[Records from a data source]
..............................

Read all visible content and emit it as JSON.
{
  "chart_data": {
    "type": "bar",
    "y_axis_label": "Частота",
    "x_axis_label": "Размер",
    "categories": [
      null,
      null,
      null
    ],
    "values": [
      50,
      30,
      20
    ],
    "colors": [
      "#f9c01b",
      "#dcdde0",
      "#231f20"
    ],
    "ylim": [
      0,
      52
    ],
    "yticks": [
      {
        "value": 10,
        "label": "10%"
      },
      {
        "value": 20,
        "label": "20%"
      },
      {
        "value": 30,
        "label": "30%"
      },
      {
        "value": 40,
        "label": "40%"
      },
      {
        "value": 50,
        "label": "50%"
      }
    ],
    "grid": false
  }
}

..............................

| Requirement |
Copy every line exactly. Leave nothing out.

| Output for this task |
Read all visible content and emit it as JSON.
{
  "chart_data": {
    "type": "bar",
    "y_axis_label": "Частота",
    "x_axis_label": "Размер",
    "categories": [
      null,
      null,
      null
    ],
    "values": [
      50,
      30,
      20
    ],
    "colors": [
      "#f9c01b",
      "#dcdde0",
      "#231f20"
    ],
    "ylim": [
      0,
      52
    ],
    "yticks": [
      {
        "value": 10,
        "label": "10%"
      },
      {
        "value": 20,
        "label": "20%"
      },
      {
        "value": 30,
        "label": "30%"
      },
      {
        "value": 40,
        "label": "40%"
      },
      {
        "value": 50,
        "label": "50%"
      }
    ],
    "grid": false
  }
}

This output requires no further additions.